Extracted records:
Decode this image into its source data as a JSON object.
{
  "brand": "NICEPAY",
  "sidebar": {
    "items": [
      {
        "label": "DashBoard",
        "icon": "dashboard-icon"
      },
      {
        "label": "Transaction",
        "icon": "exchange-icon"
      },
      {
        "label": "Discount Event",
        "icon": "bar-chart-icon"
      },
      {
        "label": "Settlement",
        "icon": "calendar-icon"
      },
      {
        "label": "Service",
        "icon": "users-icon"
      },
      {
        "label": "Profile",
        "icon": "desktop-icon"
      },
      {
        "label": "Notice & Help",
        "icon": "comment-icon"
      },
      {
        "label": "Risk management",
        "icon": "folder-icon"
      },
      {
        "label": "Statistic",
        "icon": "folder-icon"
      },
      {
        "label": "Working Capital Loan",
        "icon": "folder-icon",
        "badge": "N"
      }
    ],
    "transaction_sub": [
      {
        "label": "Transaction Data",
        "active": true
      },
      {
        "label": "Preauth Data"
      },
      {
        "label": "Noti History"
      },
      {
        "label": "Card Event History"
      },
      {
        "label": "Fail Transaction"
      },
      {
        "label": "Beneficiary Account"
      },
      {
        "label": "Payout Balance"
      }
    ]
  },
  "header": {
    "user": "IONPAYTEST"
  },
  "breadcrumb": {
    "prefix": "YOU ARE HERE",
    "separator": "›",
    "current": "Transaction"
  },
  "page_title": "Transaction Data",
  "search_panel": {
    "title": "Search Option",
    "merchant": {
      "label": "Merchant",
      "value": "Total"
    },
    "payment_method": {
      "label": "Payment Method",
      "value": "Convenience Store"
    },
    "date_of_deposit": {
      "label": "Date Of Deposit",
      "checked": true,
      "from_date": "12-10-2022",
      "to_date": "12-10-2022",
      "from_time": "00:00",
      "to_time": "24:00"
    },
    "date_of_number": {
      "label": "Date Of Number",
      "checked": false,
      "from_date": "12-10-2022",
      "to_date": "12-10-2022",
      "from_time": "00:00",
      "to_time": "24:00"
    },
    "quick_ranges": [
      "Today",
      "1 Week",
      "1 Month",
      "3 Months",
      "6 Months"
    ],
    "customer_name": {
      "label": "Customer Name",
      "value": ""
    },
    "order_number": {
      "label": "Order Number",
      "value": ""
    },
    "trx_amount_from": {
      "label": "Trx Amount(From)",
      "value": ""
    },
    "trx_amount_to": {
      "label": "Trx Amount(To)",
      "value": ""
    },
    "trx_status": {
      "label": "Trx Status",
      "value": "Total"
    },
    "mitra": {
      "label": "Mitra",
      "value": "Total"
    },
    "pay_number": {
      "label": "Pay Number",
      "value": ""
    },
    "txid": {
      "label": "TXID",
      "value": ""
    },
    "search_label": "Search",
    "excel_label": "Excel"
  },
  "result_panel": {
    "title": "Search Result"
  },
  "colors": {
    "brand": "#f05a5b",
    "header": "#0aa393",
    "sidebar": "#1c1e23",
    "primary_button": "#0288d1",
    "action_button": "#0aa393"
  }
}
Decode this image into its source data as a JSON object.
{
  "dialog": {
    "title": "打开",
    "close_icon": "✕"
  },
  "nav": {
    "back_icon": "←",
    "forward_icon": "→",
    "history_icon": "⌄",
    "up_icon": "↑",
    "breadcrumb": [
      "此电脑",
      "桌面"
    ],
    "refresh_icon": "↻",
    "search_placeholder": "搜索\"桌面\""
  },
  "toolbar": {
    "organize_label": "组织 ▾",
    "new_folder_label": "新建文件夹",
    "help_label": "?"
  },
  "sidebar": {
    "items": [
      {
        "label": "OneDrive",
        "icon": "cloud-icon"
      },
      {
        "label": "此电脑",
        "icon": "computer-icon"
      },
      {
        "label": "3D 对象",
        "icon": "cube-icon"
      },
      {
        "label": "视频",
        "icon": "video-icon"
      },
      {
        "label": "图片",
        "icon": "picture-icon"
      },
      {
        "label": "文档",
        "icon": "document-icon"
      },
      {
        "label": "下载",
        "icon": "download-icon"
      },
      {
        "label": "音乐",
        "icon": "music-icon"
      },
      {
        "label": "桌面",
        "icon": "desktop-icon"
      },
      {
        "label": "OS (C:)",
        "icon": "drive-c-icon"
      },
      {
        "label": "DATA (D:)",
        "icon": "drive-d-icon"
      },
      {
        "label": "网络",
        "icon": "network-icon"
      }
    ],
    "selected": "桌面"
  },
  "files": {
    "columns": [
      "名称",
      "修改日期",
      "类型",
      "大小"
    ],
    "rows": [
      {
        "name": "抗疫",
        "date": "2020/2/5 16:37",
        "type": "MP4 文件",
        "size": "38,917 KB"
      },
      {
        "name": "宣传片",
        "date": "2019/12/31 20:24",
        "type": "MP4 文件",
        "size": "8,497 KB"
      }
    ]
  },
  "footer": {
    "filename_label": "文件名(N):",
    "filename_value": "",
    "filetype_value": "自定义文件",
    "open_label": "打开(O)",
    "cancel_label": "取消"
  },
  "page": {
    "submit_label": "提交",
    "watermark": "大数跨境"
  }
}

Task details -> Repeat all of the records above exactly as they appear.

Solution to the exercise ->
Decode this image into its source data as a JSON object.
{
  "brand": "NICEPAY",
  "sidebar": {
    "items": [
      {
        "label": "DashBoard",
        "icon": "dashboard-icon"
      },
      {
        "label": "Transaction",
        "icon": "exchange-icon"
      },
      {
        "label": "Discount Event",
        "icon": "bar-chart-icon"
      },
      {
        "label": "Settlement",
        "icon": "calendar-icon"
      },
      {
        "label": "Service",
        "icon": "users-icon"
      },
      {
        "label": "Profile",
        "icon": "desktop-icon"
      },
      {
        "label": "Notice & Help",
        "icon": "comment-icon"
      },
      {
        "label": "Risk management",
        "icon": "folder-icon"
      },
      {
        "label": "Statistic",
        "icon": "folder-icon"
      },
      {
        "label": "Working Capital Loan",
        "icon": "folder-icon",
        "badge": "N"
      }
    ],
    "transaction_sub": [
      {
        "label": "Transaction Data",
        "active": true
      },
      {
        "label": "Preauth Data"
      },
      {
        "label": "Noti History"
      },
      {
        "label": "Card Event History"
      },
      {
        "label": "Fail Transaction"
      },
      {
        "label": "Beneficiary Account"
      },
      {
        "label": "Payout Balance"
      }
    ]
  },
  "header": {
    "user": "IONPAYTEST"
  },
  "breadcrumb": {
    "prefix": "YOU ARE HERE",
    "separator": "›",
    "current": "Transaction"
  },
  "page_title": "Transaction Data",
  "search_panel": {
    "title": "Search Option",
    "merchant": {
      "label": "Merchant",
      "value": "Total"
    },
    "payment_method": {
      "label": "Payment Method",
      "value": "Convenience Store"
    },
    "date_of_deposit": {
      "label": "Date Of Deposit",
      "checked": true,
      "from_date": "12-10-2022",
      "to_date": "12-10-2022",
      "from_time": "00:00",
      "to_time": "24:00"
    },
    "date_of_number": {
      "label": "Date Of Number",
      "checked": false,
      "from_date": "12-10-2022",
      "to_date": "12-10-2022",
      "from_time": "00:00",
      "to_time": "24:00"
    },
    "quick_ranges": [
      "Today",
      "1 Week",
      "1 Month",
      "3 Months",
      "6 Months"
    ],
    "customer_name": {
      "label": "Customer Name",
      "value": ""
    },
    "order_number": {
      "label": "Order Number",
      "value": ""
    },
    "trx_amount_from": {
      "label": "Trx Amount(From)",
      "value": ""
    },
    "trx_amount_to": {
      "label": "Trx Amount(To)",
      "value": ""
    },
    "trx_status": {
      "label": "Trx Status",
      "value": "Total"
    },
    "mitra": {
      "label": "Mitra",
      "value": "Total"
    },
    "pay_number": {
      "label": "Pay Number",
      "value": ""
    },
    "txid": {
      "label": "TXID",
      "value": ""
    },
    "search_label": "Search",
    "excel_label": "Excel"
  },
  "result_panel": {
    "title": "Search Result"
  },
  "colors": {
    "brand": "#f05a5b",
    "header": "#0aa393",
    "sidebar": "#1c1e23",
    "primary_button": "#0288d1",
    "action_button": "#0aa393"
  }
}
Decode this image into its source data as a JSON object.
{
  "dialog": {
    "title": "打开",
    "close_icon": "✕"
  },
  "nav": {
    "back_icon": "←",
    "forward_icon": "→",
    "history_icon": "⌄",
    "up_icon": "↑",
    "breadcrumb": [
      "此电脑",
      "桌面"
    ],
    "refresh_icon": "↻",
    "search_placeholder": "搜索\"桌面\""
  },
  "toolbar": {
    "organize_label": "组织 ▾",
    "new_folder_label": "新建文件夹",
    "help_label": "?"
  },
  "sidebar": {
    "items": [
      {
        "label": "OneDrive",
        "icon": "cloud-icon"
      },
      {
        "label": "此电脑",
        "icon": "computer-icon"
      },
      {
        "label": "3D 对象",
        "icon": "cube-icon"
      },
      {
        "label": "视频",
        "icon": "video-icon"
      },
      {
        "label": "图片",
        "icon": "picture-icon"
      },
      {
        "label": "文档",
        "icon": "document-icon"
      },
      {
        "label": "下载",
        "icon": "download-icon"
      },
      {
        "label": "音乐",
        "icon": "music-icon"
      },
      {
        "label": "桌面",
        "icon": "desktop-icon"
      },
      {
        "label": "OS (C:)",
        "icon": "drive-c-icon"
      },
      {
        "label": "DATA (D:)",
        "icon": "drive-d-icon"
      },
      {
        "label": "网络",
        "icon": "network-icon"
      }
    ],
    "selected": "桌面"
  },
  "files": {
    "columns": [
      "名称",
      "修改日期",
      "类型",
      "大小"
    ],
    "rows": [
      {
        "name": "抗疫",
        "date": "2020/2/5 16:37",
        "type": "MP4 文件",
        "size": "38,917 KB"
      },
      {
        "name": "宣传片",
        "date": "2019/12/31 20:24",
        "type": "MP4 文件",
        "size": "8,497 KB"
      }
    ]
  },
  "footer": {
    "filename_label": "文件名(N):",
    "filename_value": "",
    "filetype_value": "自定义文件",
    "open_label": "打开(O)",
    "cancel_label": "取消"
  },
  "page": {
    "submit_label": "提交",
    "watermark": "大数跨境"
  }
}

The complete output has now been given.